• Requirement: Please set down all the lines beneath this one exactly, without the pictures.

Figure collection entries
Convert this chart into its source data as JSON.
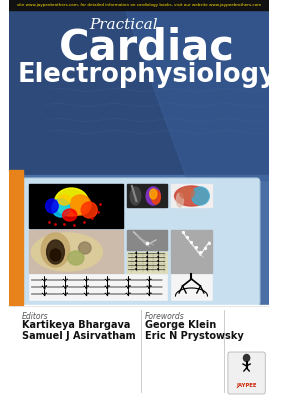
{
  "title_small": "Practical",
  "title_large_line1": "Cardiac",
  "title_large_line2": "Electrophysiology",
  "editors_label": "Editors",
  "editor1": "Kartikeya Bhargava",
  "editor2": "Samuel J Asirvatham",
  "forewords_label": "Forewords",
  "foreword1": "George Klein",
  "foreword2": "Eric N Prystowsky",
  "top_bar_text": "site www.jaypeebrothers.com, for detailed information on cardiology books, visit our website www.jaypeebrothers.com",
  "bg_top_color": "#2d4a7a",
  "orange_bar_color": "#e8821a",
  "image_panel_bg": "#c8dff0",
  "top_ticker_bg": "#111111",
  "top_ticker_text_color": "#ffdd00",
  "blue_mid_bg": "#4a6fa5"
}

• Answer to this exercise:
Convert this chart into its source data as JSON.
{
  "title_small": "Practical",
  "title_large_line1": "Cardiac",
  "title_large_line2": "Electrophysiology",
  "editors_label": "Editors",
  "editor1": "Kartikeya Bhargava",
  "editor2": "Samuel J Asirvatham",
  "forewords_label": "Forewords",
  "foreword1": "George Klein",
  "foreword2": "Eric N Prystowsky",
  "top_bar_text": "site www.jaypeebrothers.com, for detailed information on cardiology books, visit our website www.jaypeebrothers.com",
  "bg_top_color": "#2d4a7a",
  "orange_bar_color": "#e8821a",
  "image_panel_bg": "#c8dff0",
  "top_ticker_bg": "#111111",
  "top_ticker_text_color": "#ffdd00",
  "blue_mid_bg": "#4a6fa5"
}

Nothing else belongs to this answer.